» The task: Count every line in the entries that follow where the word "上海清算所互联互通债券托管量" appears, then state only the total.

» The data:
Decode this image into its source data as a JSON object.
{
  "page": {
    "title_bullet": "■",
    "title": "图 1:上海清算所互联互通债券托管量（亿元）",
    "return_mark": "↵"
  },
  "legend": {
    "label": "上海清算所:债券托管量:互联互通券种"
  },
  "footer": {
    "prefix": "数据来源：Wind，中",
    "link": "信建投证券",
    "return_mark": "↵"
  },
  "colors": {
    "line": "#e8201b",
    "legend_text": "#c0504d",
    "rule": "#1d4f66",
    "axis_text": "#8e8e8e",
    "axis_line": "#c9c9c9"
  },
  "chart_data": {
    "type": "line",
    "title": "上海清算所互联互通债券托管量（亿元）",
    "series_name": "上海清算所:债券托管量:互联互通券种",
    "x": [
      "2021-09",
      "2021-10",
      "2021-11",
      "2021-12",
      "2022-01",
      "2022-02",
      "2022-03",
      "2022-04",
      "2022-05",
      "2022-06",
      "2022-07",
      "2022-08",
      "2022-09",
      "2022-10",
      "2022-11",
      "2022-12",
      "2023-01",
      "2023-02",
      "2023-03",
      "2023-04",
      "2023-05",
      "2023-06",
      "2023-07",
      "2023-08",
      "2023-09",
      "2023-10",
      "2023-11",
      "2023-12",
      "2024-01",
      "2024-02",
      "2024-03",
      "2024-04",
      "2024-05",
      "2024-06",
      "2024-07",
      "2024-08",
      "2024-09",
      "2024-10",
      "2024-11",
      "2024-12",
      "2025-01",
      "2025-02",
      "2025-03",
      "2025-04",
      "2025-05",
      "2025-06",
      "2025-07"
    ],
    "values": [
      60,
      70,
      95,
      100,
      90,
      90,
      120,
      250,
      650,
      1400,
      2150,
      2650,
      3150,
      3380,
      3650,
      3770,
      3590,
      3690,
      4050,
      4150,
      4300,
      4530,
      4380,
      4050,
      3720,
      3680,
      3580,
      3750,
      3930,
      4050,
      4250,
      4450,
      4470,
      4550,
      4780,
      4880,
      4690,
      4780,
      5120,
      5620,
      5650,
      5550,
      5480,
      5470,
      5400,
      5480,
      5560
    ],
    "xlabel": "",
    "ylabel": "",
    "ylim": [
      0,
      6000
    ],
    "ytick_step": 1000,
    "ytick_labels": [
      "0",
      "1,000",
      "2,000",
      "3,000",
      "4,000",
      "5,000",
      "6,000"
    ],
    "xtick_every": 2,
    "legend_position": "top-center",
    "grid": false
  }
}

» Task response: 2